(Extracted records)

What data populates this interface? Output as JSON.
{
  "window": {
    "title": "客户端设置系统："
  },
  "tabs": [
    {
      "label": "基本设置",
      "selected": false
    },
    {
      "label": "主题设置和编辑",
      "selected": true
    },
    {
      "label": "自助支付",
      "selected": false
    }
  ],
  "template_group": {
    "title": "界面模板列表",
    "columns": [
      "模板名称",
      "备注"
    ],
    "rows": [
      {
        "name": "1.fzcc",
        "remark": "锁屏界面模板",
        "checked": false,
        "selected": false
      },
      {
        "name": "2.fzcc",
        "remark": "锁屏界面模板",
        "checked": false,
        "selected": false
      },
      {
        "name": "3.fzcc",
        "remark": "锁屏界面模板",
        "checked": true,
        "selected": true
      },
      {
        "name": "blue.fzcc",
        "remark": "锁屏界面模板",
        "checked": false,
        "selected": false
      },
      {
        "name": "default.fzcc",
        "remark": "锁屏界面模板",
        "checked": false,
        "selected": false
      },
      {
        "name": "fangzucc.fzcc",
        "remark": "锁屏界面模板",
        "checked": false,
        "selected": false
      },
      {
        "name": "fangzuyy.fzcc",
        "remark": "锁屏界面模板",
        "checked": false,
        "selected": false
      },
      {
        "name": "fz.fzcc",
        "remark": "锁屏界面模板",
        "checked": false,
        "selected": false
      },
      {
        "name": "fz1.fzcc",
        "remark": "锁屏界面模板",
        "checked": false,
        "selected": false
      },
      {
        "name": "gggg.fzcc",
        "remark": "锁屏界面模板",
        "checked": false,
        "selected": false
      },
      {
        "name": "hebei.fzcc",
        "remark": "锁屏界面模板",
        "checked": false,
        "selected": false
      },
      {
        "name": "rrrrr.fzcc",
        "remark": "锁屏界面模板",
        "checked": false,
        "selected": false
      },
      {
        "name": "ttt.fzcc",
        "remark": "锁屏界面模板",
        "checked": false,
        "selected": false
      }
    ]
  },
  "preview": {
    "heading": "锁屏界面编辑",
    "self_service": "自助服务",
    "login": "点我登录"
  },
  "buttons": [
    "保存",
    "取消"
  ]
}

● Your objective
Write an exact transcription of every entry above.

● The output
What data populates this interface? Output as JSON.
{
  "window": {
    "title": "客户端设置系统："
  },
  "tabs": [
    {
      "label": "基本设置",
      "selected": false
    },
    {
      "label": "主题设置和编辑",
      "selected": true
    },
    {
      "label": "自助支付",
      "selected": false
    }
  ],
  "template_group": {
    "title": "界面模板列表",
    "columns": [
      "模板名称",
      "备注"
    ],
    "rows": [
      {
        "name": "1.fzcc",
        "remark": "锁屏界面模板",
        "checked": false,
        "selected": false
      },
      {
        "name": "2.fzcc",
        "remark": "锁屏界面模板",
        "checked": false,
        "selected": false
      },
      {
        "name": "3.fzcc",
        "remark": "锁屏界面模板",
        "checked": true,
        "selected": true
      },
      {
        "name": "blue.fzcc",
        "remark": "锁屏界面模板",
        "checked": false,
        "selected": false
      },
      {
        "name": "default.fzcc",
        "remark": "锁屏界面模板",
        "checked": false,
        "selected": false
      },
      {
        "name": "fangzucc.fzcc",
        "remark": "锁屏界面模板",
        "checked": false,
        "selected": false
      },
      {
        "name": "fangzuyy.fzcc",
        "remark": "锁屏界面模板",
        "checked": false,
        "selected": false
      },
      {
        "name": "fz.fzcc",
        "remark": "锁屏界面模板",
        "checked": false,
        "selected": false
      },
      {
        "name": "fz1.fzcc",
        "remark": "锁屏界面模板",
        "checked": false,
        "selected": false
      },
      {
        "name": "gggg.fzcc",
        "remark": "锁屏界面模板",
        "checked": false,
        "selected": false
      },
      {
        "name": "hebei.fzcc",
        "remark": "锁屏界面模板",
        "checked": false,
        "selected": false
      },
      {
        "name": "rrrrr.fzcc",
        "remark": "锁屏界面模板",
        "checked": false,
        "selected": false
      },
      {
        "name": "ttt.fzcc",
        "remark": "锁屏界面模板",
        "checked": false,
        "selected": false
      }
    ]
  },
  "preview": {
    "heading": "锁屏界面编辑",
    "self_service": "自助服务",
    "login": "点我登录"
  },
  "buttons": [
    "保存",
    "取消"
  ]
}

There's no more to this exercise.